PROMPT: Retype each line of the material exactly, please, skipping any picture in it.

Extracted data entries:
════════
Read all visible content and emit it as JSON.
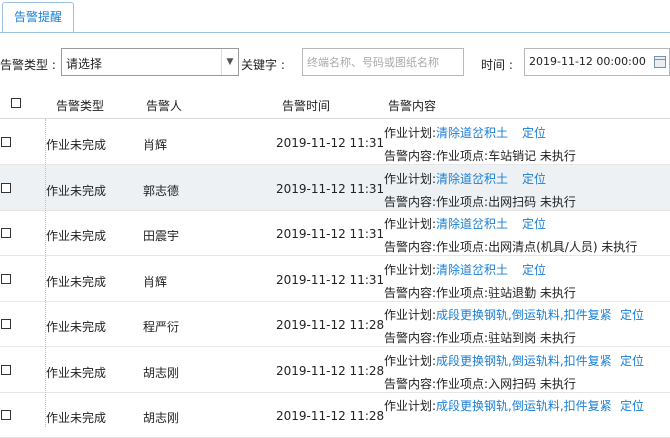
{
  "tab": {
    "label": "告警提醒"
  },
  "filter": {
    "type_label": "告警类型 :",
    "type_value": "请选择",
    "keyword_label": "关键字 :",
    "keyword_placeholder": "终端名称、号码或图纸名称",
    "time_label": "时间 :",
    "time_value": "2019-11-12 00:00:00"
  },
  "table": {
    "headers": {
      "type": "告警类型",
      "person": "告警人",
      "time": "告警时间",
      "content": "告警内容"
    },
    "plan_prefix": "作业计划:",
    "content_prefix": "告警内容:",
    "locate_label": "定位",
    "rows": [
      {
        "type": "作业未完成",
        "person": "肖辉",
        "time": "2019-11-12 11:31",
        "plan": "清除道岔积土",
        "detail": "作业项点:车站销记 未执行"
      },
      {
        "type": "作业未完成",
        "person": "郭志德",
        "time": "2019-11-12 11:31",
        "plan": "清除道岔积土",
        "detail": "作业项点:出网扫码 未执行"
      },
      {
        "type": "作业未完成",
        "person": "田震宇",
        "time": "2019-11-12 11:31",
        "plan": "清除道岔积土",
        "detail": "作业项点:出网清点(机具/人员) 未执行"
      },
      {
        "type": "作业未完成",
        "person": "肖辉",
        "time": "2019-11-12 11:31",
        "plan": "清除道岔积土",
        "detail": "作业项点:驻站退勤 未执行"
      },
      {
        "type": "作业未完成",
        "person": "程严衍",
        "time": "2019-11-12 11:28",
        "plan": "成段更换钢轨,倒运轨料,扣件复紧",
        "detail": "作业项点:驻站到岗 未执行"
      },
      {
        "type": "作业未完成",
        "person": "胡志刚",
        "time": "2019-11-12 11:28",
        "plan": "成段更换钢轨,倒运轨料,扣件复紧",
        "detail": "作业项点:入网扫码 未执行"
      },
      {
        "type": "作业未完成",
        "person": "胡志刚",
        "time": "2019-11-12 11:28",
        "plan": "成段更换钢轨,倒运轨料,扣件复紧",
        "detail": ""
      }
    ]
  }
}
════════
THE SOLUTION:
Read all visible content and emit it as JSON.
{
  "tab": {
    "label": "告警提醒"
  },
  "filter": {
    "type_label": "告警类型 :",
    "type_value": "请选择",
    "keyword_label": "关键字 :",
    "keyword_placeholder": "终端名称、号码或图纸名称",
    "time_label": "时间 :",
    "time_value": "2019-11-12 00:00:00"
  },
  "table": {
    "headers": {
      "type": "告警类型",
      "person": "告警人",
      "time": "告警时间",
      "content": "告警内容"
    },
    "plan_prefix": "作业计划:",
    "content_prefix": "告警内容:",
    "locate_label": "定位",
    "rows": [
      {
        "type": "作业未完成",
        "person": "肖辉",
        "time": "2019-11-12 11:31",
        "plan": "清除道岔积土",
        "detail": "作业项点:车站销记 未执行"
      },
      {
        "type": "作业未完成",
        "person": "郭志德",
        "time": "2019-11-12 11:31",
        "plan": "清除道岔积土",
        "detail": "作业项点:出网扫码 未执行"
      },
      {
        "type": "作业未完成",
        "person": "田震宇",
        "time": "2019-11-12 11:31",
        "plan": "清除道岔积土",
        "detail": "作业项点:出网清点(机具/人员) 未执行"
      },
      {
        "type": "作业未完成",
        "person": "肖辉",
        "time": "2019-11-12 11:31",
        "plan": "清除道岔积土",
        "detail": "作业项点:驻站退勤 未执行"
      },
      {
        "type": "作业未完成",
        "person": "程严衍",
        "time": "2019-11-12 11:28",
        "plan": "成段更换钢轨,倒运轨料,扣件复紧",
        "detail": "作业项点:驻站到岗 未执行"
      },
      {
        "type": "作业未完成",
        "person": "胡志刚",
        "time": "2019-11-12 11:28",
        "plan": "成段更换钢轨,倒运轨料,扣件复紧",
        "detail": "作业项点:入网扫码 未执行"
      },
      {
        "type": "作业未完成",
        "person": "胡志刚",
        "time": "2019-11-12 11:28",
        "plan": "成段更换钢轨,倒运轨料,扣件复紧",
        "detail": ""
      }
    ]
  }
}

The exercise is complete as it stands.